*EXERCISE PROMPT:* The listing below should be written out exactly; please include all of it.

*SUPPLIED RECORDS:*
★ ★ ★ ★ ★

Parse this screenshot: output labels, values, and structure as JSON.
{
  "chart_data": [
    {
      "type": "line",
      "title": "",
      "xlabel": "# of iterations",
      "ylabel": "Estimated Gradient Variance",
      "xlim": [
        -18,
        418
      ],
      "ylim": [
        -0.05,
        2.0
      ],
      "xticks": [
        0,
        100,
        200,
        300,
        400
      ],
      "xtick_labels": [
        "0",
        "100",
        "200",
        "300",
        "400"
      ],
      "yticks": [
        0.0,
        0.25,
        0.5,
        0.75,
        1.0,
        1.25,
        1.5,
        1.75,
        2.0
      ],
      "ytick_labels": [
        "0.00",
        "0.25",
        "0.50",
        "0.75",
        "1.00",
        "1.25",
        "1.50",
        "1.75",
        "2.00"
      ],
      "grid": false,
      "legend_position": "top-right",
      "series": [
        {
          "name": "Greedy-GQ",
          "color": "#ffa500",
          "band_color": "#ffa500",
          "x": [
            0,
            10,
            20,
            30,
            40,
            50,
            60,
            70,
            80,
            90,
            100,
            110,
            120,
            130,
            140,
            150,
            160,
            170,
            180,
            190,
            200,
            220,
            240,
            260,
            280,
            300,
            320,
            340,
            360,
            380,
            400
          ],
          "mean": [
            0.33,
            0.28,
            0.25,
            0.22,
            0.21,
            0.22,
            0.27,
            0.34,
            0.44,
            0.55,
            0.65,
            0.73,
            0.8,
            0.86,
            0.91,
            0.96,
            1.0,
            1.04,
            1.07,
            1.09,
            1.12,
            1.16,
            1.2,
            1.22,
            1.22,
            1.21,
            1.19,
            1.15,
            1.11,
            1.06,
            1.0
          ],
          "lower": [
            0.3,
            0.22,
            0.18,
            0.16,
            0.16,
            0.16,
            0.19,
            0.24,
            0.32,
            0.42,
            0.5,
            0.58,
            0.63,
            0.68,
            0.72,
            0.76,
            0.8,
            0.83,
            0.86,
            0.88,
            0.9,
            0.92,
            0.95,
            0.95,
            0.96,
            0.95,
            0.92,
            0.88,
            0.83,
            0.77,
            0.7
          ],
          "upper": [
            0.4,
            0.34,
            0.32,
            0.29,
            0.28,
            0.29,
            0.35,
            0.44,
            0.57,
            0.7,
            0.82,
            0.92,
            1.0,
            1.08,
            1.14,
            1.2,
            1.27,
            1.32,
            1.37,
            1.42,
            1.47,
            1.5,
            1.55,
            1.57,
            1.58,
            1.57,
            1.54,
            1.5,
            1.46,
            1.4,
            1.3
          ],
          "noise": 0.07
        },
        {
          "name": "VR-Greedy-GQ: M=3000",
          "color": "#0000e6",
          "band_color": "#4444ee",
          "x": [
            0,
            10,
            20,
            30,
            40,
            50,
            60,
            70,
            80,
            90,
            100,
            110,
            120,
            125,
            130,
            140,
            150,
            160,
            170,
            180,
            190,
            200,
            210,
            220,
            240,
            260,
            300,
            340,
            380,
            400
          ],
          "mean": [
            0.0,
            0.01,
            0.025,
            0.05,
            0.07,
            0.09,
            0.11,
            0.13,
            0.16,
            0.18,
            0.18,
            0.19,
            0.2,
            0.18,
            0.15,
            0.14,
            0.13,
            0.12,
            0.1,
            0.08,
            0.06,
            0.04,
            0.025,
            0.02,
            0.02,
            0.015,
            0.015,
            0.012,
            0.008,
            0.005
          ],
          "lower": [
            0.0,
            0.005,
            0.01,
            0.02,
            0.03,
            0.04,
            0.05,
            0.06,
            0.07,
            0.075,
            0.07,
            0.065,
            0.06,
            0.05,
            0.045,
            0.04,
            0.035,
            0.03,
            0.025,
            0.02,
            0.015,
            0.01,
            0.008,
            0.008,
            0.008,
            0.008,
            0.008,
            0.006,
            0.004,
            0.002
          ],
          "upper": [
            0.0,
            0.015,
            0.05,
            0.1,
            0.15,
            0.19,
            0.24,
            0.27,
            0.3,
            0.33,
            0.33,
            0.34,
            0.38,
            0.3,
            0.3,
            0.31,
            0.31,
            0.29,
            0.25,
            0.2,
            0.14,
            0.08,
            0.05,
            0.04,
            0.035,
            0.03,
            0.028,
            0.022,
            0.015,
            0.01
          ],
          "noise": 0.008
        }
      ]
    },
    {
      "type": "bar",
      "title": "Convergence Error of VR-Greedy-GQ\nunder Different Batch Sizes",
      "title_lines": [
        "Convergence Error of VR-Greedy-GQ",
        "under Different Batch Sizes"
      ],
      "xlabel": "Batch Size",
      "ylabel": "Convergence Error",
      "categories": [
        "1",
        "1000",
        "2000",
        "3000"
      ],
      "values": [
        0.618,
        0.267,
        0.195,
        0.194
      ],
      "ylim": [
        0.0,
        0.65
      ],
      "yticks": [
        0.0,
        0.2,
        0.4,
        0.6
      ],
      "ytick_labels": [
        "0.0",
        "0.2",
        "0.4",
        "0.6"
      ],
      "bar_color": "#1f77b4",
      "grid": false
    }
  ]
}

★ ★ ★ ★ ★

*TASK ANSWER:*
Parse this screenshot: output labels, values, and structure as JSON.
{
  "chart_data": [
    {
      "type": "line",
      "title": "",
      "xlabel": "# of iterations",
      "ylabel": "Estimated Gradient Variance",
      "xlim": [
        -18,
        418
      ],
      "ylim": [
        -0.05,
        2.0
      ],
      "xticks": [
        0,
        100,
        200,
        300,
        400
      ],
      "xtick_labels": [
        "0",
        "100",
        "200",
        "300",
        "400"
      ],
      "yticks": [
        0.0,
        0.25,
        0.5,
        0.75,
        1.0,
        1.25,
        1.5,
        1.75,
        2.0
      ],
      "ytick_labels": [
        "0.00",
        "0.25",
        "0.50",
        "0.75",
        "1.00",
        "1.25",
        "1.50",
        "1.75",
        "2.00"
      ],
      "grid": false,
      "legend_position": "top-right",
      "series": [
        {
          "name": "Greedy-GQ",
          "color": "#ffa500",
          "band_color": "#ffa500",
          "x": [
            0,
            10,
            20,
            30,
            40,
            50,
            60,
            70,
            80,
            90,
            100,
            110,
            120,
            130,
            140,
            150,
            160,
            170,
            180,
            190,
            200,
            220,
            240,
            260,
            280,
            300,
            320,
            340,
            360,
            380,
            400
          ],
          "mean": [
            0.33,
            0.28,
            0.25,
            0.22,
            0.21,
            0.22,
            0.27,
            0.34,
            0.44,
            0.55,
            0.65,
            0.73,
            0.8,
            0.86,
            0.91,
            0.96,
            1.0,
            1.04,
            1.07,
            1.09,
            1.12,
            1.16,
            1.2,
            1.22,
            1.22,
            1.21,
            1.19,
            1.15,
            1.11,
            1.06,
            1.0
          ],
          "lower": [
            0.3,
            0.22,
            0.18,
            0.16,
            0.16,
            0.16,
            0.19,
            0.24,
            0.32,
            0.42,
            0.5,
            0.58,
            0.63,
            0.68,
            0.72,
            0.76,
            0.8,
            0.83,
            0.86,
            0.88,
            0.9,
            0.92,
            0.95,
            0.95,
            0.96,
            0.95,
            0.92,
            0.88,
            0.83,
            0.77,
            0.7
          ],
          "upper": [
            0.4,
            0.34,
            0.32,
            0.29,
            0.28,
            0.29,
            0.35,
            0.44,
            0.57,
            0.7,
            0.82,
            0.92,
            1.0,
            1.08,
            1.14,
            1.2,
            1.27,
            1.32,
            1.37,
            1.42,
            1.47,
            1.5,
            1.55,
            1.57,
            1.58,
            1.57,
            1.54,
            1.5,
            1.46,
            1.4,
            1.3
          ],
          "noise": 0.07
        },
        {
          "name": "VR-Greedy-GQ: M=3000",
          "color": "#0000e6",
          "band_color": "#4444ee",
          "x": [
            0,
            10,
            20,
            30,
            40,
            50,
            60,
            70,
            80,
            90,
            100,
            110,
            120,
            125,
            130,
            140,
            150,
            160,
            170,
            180,
            190,
            200,
            210,
            220,
            240,
            260,
            300,
            340,
            380,
            400
          ],
          "mean": [
            0.0,
            0.01,
            0.025,
            0.05,
            0.07,
            0.09,
            0.11,
            0.13,
            0.16,
            0.18,
            0.18,
            0.19,
            0.2,
            0.18,
            0.15,
            0.14,
            0.13,
            0.12,
            0.1,
            0.08,
            0.06,
            0.04,
            0.025,
            0.02,
            0.02,
            0.015,
            0.015,
            0.012,
            0.008,
            0.005
          ],
          "lower": [
            0.0,
            0.005,
            0.01,
            0.02,
            0.03,
            0.04,
            0.05,
            0.06,
            0.07,
            0.075,
            0.07,
            0.065,
            0.06,
            0.05,
            0.045,
            0.04,
            0.035,
            0.03,
            0.025,
            0.02,
            0.015,
            0.01,
            0.008,
            0.008,
            0.008,
            0.008,
            0.008,
            0.006,
            0.004,
            0.002
          ],
          "upper": [
            0.0,
            0.015,
            0.05,
            0.1,
            0.15,
            0.19,
            0.24,
            0.27,
            0.3,
            0.33,
            0.33,
            0.34,
            0.38,
            0.3,
            0.3,
            0.31,
            0.31,
            0.29,
            0.25,
            0.2,
            0.14,
            0.08,
            0.05,
            0.04,
            0.035,
            0.03,
            0.028,
            0.022,
            0.015,
            0.01
          ],
          "noise": 0.008
        }
      ]
    },
    {
      "type": "bar",
      "title": "Convergence Error of VR-Greedy-GQ\nunder Different Batch Sizes",
      "title_lines": [
        "Convergence Error of VR-Greedy-GQ",
        "under Different Batch Sizes"
      ],
      "xlabel": "Batch Size",
      "ylabel": "Convergence Error",
      "categories": [
        "1",
        "1000",
        "2000",
        "3000"
      ],
      "values": [
        0.618,
        0.267,
        0.195,
        0.194
      ],
      "ylim": [
        0.0,
        0.65
      ],
      "yticks": [
        0.0,
        0.2,
        0.4,
        0.6
      ],
      "ytick_labels": [
        "0.0",
        "0.2",
        "0.4",
        "0.6"
      ],
      "bar_color": "#1f77b4",
      "grid": false
    }
  ]
}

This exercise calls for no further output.